[Saved entries]

====

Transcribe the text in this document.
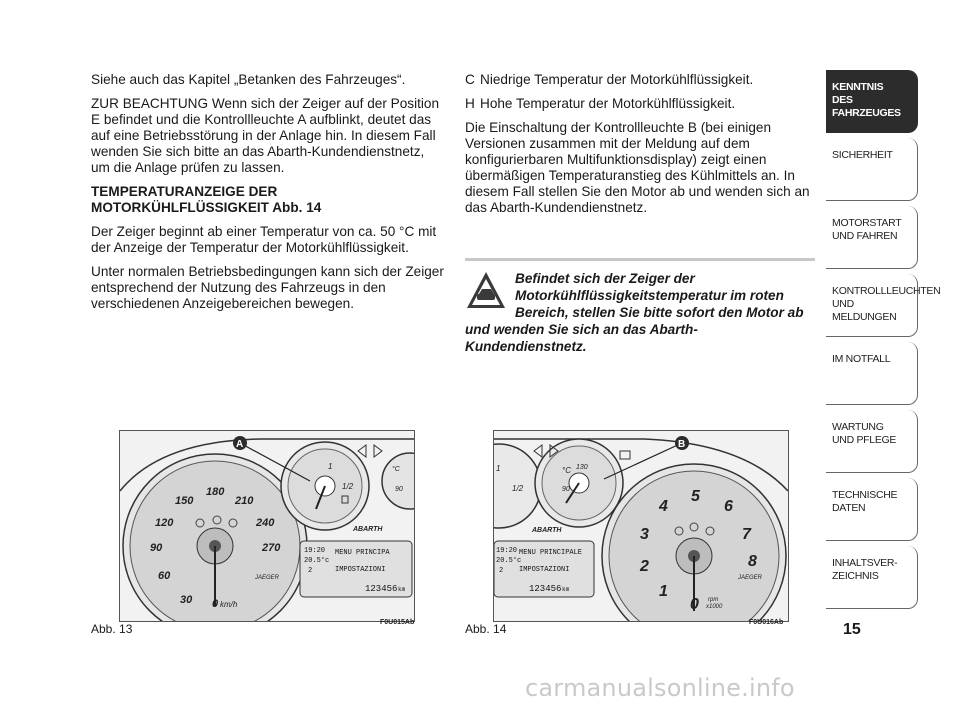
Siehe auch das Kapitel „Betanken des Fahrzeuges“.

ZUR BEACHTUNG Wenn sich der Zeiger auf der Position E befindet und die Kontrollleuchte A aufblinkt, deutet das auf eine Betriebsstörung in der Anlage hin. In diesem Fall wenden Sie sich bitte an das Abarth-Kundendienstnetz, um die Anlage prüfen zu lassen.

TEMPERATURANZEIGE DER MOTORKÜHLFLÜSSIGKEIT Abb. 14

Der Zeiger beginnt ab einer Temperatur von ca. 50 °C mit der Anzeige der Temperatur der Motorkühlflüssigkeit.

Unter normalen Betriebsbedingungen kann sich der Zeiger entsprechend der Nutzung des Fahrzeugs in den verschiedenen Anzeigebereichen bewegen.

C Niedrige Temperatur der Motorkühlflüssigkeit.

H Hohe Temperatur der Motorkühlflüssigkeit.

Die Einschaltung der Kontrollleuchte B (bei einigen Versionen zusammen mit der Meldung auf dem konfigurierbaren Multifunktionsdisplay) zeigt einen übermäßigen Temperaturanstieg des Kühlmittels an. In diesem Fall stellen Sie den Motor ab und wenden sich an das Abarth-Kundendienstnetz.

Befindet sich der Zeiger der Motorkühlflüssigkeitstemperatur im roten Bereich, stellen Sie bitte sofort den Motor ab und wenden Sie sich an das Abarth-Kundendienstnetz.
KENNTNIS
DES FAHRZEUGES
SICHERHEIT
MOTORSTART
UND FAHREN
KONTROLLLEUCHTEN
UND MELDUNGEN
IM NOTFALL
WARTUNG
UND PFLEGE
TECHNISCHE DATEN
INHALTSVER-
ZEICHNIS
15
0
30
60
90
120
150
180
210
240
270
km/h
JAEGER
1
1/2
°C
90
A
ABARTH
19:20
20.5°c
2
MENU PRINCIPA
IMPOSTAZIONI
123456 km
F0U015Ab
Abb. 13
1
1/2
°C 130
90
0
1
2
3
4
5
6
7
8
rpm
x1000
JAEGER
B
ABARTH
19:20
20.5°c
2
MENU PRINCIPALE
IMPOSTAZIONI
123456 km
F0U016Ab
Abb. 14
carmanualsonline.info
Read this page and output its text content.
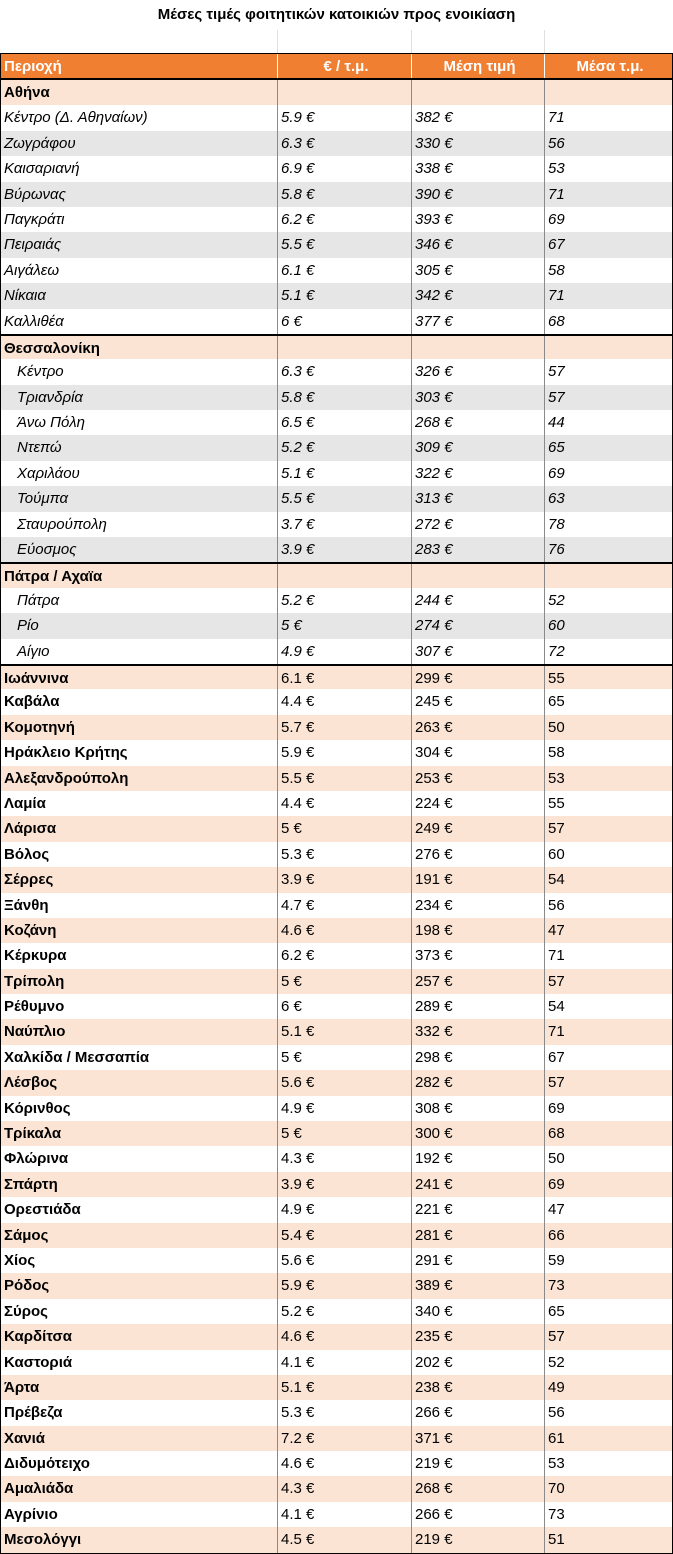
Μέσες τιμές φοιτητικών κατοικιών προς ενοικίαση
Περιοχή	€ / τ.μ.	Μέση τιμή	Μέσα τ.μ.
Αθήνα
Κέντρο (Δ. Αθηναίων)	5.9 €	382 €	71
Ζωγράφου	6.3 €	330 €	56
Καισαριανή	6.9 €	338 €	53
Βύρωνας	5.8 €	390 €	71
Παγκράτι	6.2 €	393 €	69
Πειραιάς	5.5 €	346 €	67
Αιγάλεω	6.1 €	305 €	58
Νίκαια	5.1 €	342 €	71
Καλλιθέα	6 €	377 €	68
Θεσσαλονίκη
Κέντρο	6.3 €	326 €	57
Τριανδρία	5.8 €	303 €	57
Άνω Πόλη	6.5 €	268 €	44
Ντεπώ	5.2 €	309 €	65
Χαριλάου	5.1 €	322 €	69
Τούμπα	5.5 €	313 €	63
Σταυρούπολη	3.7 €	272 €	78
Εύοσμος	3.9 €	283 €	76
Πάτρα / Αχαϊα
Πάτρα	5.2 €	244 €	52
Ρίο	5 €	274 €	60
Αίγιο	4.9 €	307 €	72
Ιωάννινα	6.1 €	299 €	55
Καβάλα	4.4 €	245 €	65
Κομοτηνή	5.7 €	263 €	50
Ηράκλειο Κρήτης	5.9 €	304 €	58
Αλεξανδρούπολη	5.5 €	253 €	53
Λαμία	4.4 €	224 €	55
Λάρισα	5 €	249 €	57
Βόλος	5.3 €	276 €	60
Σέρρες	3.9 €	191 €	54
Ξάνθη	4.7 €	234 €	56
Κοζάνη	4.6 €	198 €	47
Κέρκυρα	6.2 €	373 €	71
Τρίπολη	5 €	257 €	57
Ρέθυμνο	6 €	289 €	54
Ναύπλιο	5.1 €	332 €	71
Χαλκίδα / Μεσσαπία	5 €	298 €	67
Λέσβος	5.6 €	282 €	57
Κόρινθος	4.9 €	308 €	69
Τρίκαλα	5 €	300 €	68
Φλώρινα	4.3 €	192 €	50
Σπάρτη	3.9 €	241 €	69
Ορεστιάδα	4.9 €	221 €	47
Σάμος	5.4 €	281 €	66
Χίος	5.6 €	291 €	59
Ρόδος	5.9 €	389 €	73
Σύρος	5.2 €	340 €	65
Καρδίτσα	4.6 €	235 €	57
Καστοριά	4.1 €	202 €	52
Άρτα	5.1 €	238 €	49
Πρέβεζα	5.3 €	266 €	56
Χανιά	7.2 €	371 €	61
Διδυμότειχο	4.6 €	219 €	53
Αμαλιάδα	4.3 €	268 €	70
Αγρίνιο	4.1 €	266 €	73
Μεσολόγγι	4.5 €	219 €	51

====

Produce an exact copy of each line of data, skipping embedded images.

## Exercise result
Transcribe the text in this document.
Siehe auch das Kapitel „Betanken des Fahrzeuges“.

ZUR BEACHTUNG Wenn sich der Zeiger auf der Position E befindet und die Kontrollleuchte A aufblinkt, deutet das auf eine Betriebsstörung in der Anlage hin. In diesem Fall wenden Sie sich bitte an das Abarth-Kundendienstnetz, um die Anlage prüfen zu lassen.

TEMPERATURANZEIGE DER MOTORKÜHLFLÜSSIGKEIT Abb. 14

Der Zeiger beginnt ab einer Temperatur von ca. 50 °C mit der Anzeige der Temperatur der Motorkühlflüssigkeit.

Unter normalen Betriebsbedingungen kann sich der Zeiger entsprechend der Nutzung des Fahrzeugs in den verschiedenen Anzeigebereichen bewegen.

C Niedrige Temperatur der Motorkühlflüssigkeit.

H Hohe Temperatur der Motorkühlflüssigkeit.

Die Einschaltung der Kontrollleuchte B (bei einigen Versionen zusammen mit der Meldung auf dem konfigurierbaren Multifunktionsdisplay) zeigt einen übermäßigen Temperaturanstieg des Kühlmittels an. In diesem Fall stellen Sie den Motor ab und wenden sich an das Abarth-Kundendienstnetz.

Befindet sich der Zeiger der Motorkühlflüssigkeitstemperatur im roten Bereich, stellen Sie bitte sofort den Motor ab und wenden Sie sich an das Abarth-Kundendienstnetz.
KENNTNIS
DES FAHRZEUGES
SICHERHEIT
MOTORSTART
UND FAHREN
KONTROLLLEUCHTEN
UND MELDUNGEN
IM NOTFALL
WARTUNG
UND PFLEGE
TECHNISCHE DATEN
INHALTSVER-
ZEICHNIS
15
0
30
60
90
120
150
180
210
240
270
km/h
JAEGER
1
1/2
°C
90
A
ABARTH
19:20
20.5°c
2
MENU PRINCIPA
IMPOSTAZIONI
123456 km
F0U015Ab
Abb. 13
1
1/2
°C 130
90
0
1
2
3
4
5
6
7
8
rpm
x1000
JAEGER
B
ABARTH
19:20
20.5°c
2
MENU PRINCIPALE
IMPOSTAZIONI
123456 km
F0U016Ab
Abb. 14
carmanualsonline.info
Read this page and output its text content.
Μέσες τιμές φοιτητικών κατοικιών προς ενοικίαση
Περιοχή	€ / τ.μ.	Μέση τιμή	Μέσα τ.μ.
Αθήνα
Κέντρο (Δ. Αθηναίων)	5.9 €	382 €	71
Ζωγράφου	6.3 €	330 €	56
Καισαριανή	6.9 €	338 €	53
Βύρωνας	5.8 €	390 €	71
Παγκράτι	6.2 €	393 €	69
Πειραιάς	5.5 €	346 €	67
Αιγάλεω	6.1 €	305 €	58
Νίκαια	5.1 €	342 €	71
Καλλιθέα	6 €	377 €	68
Θεσσαλονίκη
Κέντρο	6.3 €	326 €	57
Τριανδρία	5.8 €	303 €	57
Άνω Πόλη	6.5 €	268 €	44
Ντεπώ	5.2 €	309 €	65
Χαριλάου	5.1 €	322 €	69
Τούμπα	5.5 €	313 €	63
Σταυρούπολη	3.7 €	272 €	78
Εύοσμος	3.9 €	283 €	76
Πάτρα / Αχαϊα
Πάτρα	5.2 €	244 €	52
Ρίο	5 €	274 €	60
Αίγιο	4.9 €	307 €	72
Ιωάννινα	6.1 €	299 €	55
Καβάλα	4.4 €	245 €	65
Κομοτηνή	5.7 €	263 €	50
Ηράκλειο Κρήτης	5.9 €	304 €	58
Αλεξανδρούπολη	5.5 €	253 €	53
Λαμία	4.4 €	224 €	55
Λάρισα	5 €	249 €	57
Βόλος	5.3 €	276 €	60
Σέρρες	3.9 €	191 €	54
Ξάνθη	4.7 €	234 €	56
Κοζάνη	4.6 €	198 €	47
Κέρκυρα	6.2 €	373 €	71
Τρίπολη	5 €	257 €	57
Ρέθυμνο	6 €	289 €	54
Ναύπλιο	5.1 €	332 €	71
Χαλκίδα / Μεσσαπία	5 €	298 €	67
Λέσβος	5.6 €	282 €	57
Κόρινθος	4.9 €	308 €	69
Τρίκαλα	5 €	300 €	68
Φλώρινα	4.3 €	192 €	50
Σπάρτη	3.9 €	241 €	69
Ορεστιάδα	4.9 €	221 €	47
Σάμος	5.4 €	281 €	66
Χίος	5.6 €	291 €	59
Ρόδος	5.9 €	389 €	73
Σύρος	5.2 €	340 €	65
Καρδίτσα	4.6 €	235 €	57
Καστοριά	4.1 €	202 €	52
Άρτα	5.1 €	238 €	49
Πρέβεζα	5.3 €	266 €	56
Χανιά	7.2 €	371 €	61
Διδυμότειχο	4.6 €	219 €	53
Αμαλιάδα	4.3 €	268 €	70
Αγρίνιο	4.1 €	266 €	73
Μεσολόγγι	4.5 €	219 €	51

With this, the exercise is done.